▶ [TEKS BACAAN]
JAKARTA, GRESNEWS.COM - Majelis Hakim Tindak Pidana Korupsi (Tipikor) Jakarta membuat putusan mengejutkan dengan hanya menghukum Udar Pristono dengan pidana penjara 5 tahun dan denda Rp250 juta subsidair 5 bulan kurungan. Putusan itu sangat jauh dari tuntutan Jaksa Penuntut Umum pada Kejaksaan Agung yang menuntut mantan Kepala Dinas Perhubungan DKI Jakarta itu dihukum 19 tahun penjara dan denda Rp1 miliar.

Menurut Ketua Majelis Hakim Artha Theresia Silalahi, Udar memang terbukti melakukan perbuatan yang dituduhkan kepadanya. Tetapi, menurut Artha, hal itu bukan merupakan tindak pidana sehingga tidak bisa dihukum.

"Mengadili menyatakan terdakwa Udar Pristono tersebut di atas terbukti melakukan perbuatan sebagaimana yang didakwakan kesatu primair, dan kesatu subsidair, tetapi bukan merupakan tindak pidana," kata  Artha saat membacakan putusan, Rabu (23/9).

Untuk itu, Udar dilepaskan dari dakwaan pertama primair yaitu Pasal 2 ayat (1) dan subsidair Pasal 3 Undang-Undang Nomor 31 Tahun 1999 yang telah diubah dengan Undang-Undang Nomor 20 Tahun 2001 tentang Pemberantasan Tindak Pidana Korupsi Juncto Pasal 55 ayat (1) ke-1 Juncto Pasal 64 ayat (1) KUHPidana. Pasal ini mengatur bahwa setiap orang yang menerima janji atau sesuatu yang mengakibatkan kerugian negara dihukum paling rendah 4 tahun dan paling lama 20 tahun pidana penjara, serta denda paling ringan Rp200 juta dan terbesar Rp1 miliar.

Udar juga lolos dari dakwaan kedua primair yaitu Pasal 12 huruf B undang-undang yang sama. Pasal ini mengatur tentang pemberian sesuatu kepada pegawai negeri atau penyelenggara negara yang berkaitan dengan jabatannya. Ancaman hukumannya minimal 4 tahun dan maksimal 20 tahun penjara dengan denda yang sama.

▶ [DAFTAR DATA]
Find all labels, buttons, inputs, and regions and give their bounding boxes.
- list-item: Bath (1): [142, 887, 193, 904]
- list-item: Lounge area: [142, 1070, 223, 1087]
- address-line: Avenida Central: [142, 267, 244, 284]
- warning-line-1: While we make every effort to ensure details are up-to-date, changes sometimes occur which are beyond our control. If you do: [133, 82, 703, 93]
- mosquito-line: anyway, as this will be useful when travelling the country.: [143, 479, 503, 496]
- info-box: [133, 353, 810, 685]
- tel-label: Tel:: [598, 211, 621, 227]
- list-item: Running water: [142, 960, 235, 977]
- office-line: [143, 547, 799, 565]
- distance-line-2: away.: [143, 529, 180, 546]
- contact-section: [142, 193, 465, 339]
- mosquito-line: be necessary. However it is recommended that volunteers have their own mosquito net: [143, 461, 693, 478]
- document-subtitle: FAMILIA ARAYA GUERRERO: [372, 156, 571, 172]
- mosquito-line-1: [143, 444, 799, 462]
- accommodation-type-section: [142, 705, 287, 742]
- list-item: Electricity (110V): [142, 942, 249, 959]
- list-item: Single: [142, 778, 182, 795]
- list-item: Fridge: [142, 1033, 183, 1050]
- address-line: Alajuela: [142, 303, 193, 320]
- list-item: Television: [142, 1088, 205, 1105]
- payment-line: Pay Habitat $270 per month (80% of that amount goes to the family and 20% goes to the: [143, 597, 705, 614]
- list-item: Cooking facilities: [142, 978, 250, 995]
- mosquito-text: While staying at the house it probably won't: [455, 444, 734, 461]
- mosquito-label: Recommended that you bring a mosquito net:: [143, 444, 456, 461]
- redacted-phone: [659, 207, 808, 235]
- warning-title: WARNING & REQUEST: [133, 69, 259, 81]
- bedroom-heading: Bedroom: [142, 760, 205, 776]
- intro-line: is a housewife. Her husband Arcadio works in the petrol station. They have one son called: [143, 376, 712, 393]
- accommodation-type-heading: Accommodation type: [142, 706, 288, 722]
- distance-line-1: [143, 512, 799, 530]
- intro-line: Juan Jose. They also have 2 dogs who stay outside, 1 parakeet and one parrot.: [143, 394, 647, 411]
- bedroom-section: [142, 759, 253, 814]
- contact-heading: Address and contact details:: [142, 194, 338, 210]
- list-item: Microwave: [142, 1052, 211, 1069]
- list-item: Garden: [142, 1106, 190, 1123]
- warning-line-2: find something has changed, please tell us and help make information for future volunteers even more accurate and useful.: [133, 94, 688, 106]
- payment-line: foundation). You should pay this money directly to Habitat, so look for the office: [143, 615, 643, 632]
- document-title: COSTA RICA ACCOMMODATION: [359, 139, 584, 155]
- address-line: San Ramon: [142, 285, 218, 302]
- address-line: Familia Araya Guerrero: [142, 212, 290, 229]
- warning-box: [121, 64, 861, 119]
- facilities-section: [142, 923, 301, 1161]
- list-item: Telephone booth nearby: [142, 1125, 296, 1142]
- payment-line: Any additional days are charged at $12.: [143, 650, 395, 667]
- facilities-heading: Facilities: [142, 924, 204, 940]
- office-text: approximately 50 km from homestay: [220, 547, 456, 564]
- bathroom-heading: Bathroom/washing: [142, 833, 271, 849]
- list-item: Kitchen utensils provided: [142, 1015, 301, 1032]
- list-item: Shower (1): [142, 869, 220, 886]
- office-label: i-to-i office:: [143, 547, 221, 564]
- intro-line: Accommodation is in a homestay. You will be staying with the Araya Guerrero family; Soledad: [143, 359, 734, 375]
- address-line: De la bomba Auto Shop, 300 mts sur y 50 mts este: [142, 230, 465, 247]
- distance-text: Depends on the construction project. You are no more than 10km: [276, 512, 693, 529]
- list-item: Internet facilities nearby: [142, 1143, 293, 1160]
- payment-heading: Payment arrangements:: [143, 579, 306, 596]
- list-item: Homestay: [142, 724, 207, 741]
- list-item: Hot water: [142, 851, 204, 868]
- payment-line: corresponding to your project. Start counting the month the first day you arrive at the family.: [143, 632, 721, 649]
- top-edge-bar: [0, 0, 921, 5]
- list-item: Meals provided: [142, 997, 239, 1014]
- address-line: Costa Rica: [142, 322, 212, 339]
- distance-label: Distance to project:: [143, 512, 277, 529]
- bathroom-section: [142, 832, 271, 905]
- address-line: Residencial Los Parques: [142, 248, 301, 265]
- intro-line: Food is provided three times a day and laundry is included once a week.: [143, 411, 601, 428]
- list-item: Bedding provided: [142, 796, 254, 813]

▶ [TUGAS LATIHAN A]
Jawab pertanyaan berikut berdasarkan teks bacaan:
(i) Berapa tahun pidana penjara yang dituntut Jaksa Penuntut Umum untuk Udar Pristono?
(ii) Siapa Ketua Majelis Hakim yang membacakan putusan?
(iii) Pasal apa yang menjadi dakwaan kedua primair?
▶ [TUGAS LATIHAN B] Teruskan teks berita tentang putusan perkara Udar Pristono mulai dari kalimat terakhirnya.
Baris-baris data tidak dipakai sama sekali dalam latihan ini.

▶ [HASIL LATIHAN A]
(i) 19 tahun penjara.
(ii) Artha Theresia Silalahi.
(iii) Pasal 12 huruf B.

▶ [HASIL LATIHAN B]
Kemudian, ayah dari Aldi Pradana yang juga sempat tersangkut kasus ini, lolos juga dari dakwaan ketiga yaitu Tindak Pidana Pencucian Uang sesuai dakwaan primair Pasal 3 UU Nomor 8 Tahun 2010 dan subsidair Pasal 2 undang-undang yang sama. Udar hanya dianggap terbukti menerima suap sekitar Rp78 juta.

Hal ini tentu saja menarik perhatian, sebab sebelumnya dalam surat dakwaan, jaksa menganggap pria kelahiran Denpasar tersebut melakukan korupsi dengan angka yang cukup besar yaitu Rp390 miliar. Tetapi yang terbukti menurut Majelis Hakim hanya sebesar Rp78 juta.

KESALAHAN ADMINISTRATIF - Dalam penjelasannya, hakim anggota Joko Subagyo mengatakan Udar memang menandatangani beberapa proyek pengadaan bus transjakarta. Tetapi hal itu dianggap bukan suatu tindak pidana, tetapi hanya kesalahan administrasi belaka sehingga tidak dapat dihukum.

Menurut Joko, Udar telah mendelegasikan sebagian kewenangannya sebagai Pengguna Anggaran (PA) dalam pengadaan bus transjakarta kepada Kuasa Pengguna Anggaran (KPA) maupun Pejabat Pembuat Komitmen (PPK) yang pada 2012 dijabat Hasbi Hasibuan dan 2013 oleh Drajad Adhyaksa.

"Dari tugas dan tanggung jawab PA itu, sebagian telah didelegasikan kepada KPA, yaitu meliputi, melakukan tindakan yang mengakibatkan pengeluaran atas beban anggaran belanja, melaksanakan anggaran unit kerja, melakukan pengujian atas tagihan, melakukan pembayaran dan lain-lain," terang Joko.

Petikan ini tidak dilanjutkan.